INSTRUCTIONS TO FOLLOW:
Please give the listing again in its entirety, exactly as written.

DATASET EXTRACT:

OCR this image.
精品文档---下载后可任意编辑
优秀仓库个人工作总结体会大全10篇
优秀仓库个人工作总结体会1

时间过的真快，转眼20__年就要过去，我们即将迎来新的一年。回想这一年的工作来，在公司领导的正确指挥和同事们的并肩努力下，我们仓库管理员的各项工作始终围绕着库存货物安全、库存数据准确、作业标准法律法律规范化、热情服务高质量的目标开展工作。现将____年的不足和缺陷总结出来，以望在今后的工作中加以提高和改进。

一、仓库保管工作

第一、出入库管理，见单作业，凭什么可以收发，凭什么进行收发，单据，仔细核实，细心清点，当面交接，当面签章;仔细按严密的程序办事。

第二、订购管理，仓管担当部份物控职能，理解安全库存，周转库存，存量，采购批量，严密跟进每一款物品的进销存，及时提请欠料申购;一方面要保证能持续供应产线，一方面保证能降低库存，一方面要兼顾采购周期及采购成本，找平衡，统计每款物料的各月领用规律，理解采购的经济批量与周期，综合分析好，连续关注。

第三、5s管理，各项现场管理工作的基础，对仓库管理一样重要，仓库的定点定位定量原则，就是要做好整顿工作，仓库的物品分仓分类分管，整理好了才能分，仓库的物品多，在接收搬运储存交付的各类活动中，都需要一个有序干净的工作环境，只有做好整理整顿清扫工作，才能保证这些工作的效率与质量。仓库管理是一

SOLUTION FOR THIS TASK:
OCR this image.
精品文档---下载后可任意编辑
优秀仓库个人工作总结体会大全10篇
优秀仓库个人工作总结体会1

时间过的真快，转眼20__年就要过去，我们即将迎来新的一年。回想这一年的工作来，在公司领导的正确指挥和同事们的并肩努力下，我们仓库管理员的各项工作始终围绕着库存货物安全、库存数据准确、作业标准法律法律规范化、热情服务高质量的目标开展工作。现将____年的不足和缺陷总结出来，以望在今后的工作中加以提高和改进。

一、仓库保管工作

第一、出入库管理，见单作业，凭什么可以收发，凭什么进行收发，单据，仔细核实，细心清点，当面交接，当面签章;仔细按严密的程序办事。

第二、订购管理，仓管担当部份物控职能，理解安全库存，周转库存，存量，采购批量，严密跟进每一款物品的进销存，及时提请欠料申购;一方面要保证能持续供应产线，一方面保证能降低库存，一方面要兼顾采购周期及采购成本，找平衡，统计每款物料的各月领用规律，理解采购的经济批量与周期，综合分析好，连续关注。

第三、5s管理，各项现场管理工作的基础，对仓库管理一样重要，仓库的定点定位定量原则，就是要做好整顿工作，仓库的物品分仓分类分管，整理好了才能分，仓库的物品多，在接收搬运储存交付的各类活动中，都需要一个有序干净的工作环境，只有做好整理整顿清扫工作，才能保证这些工作的效率与质量。仓库管理是一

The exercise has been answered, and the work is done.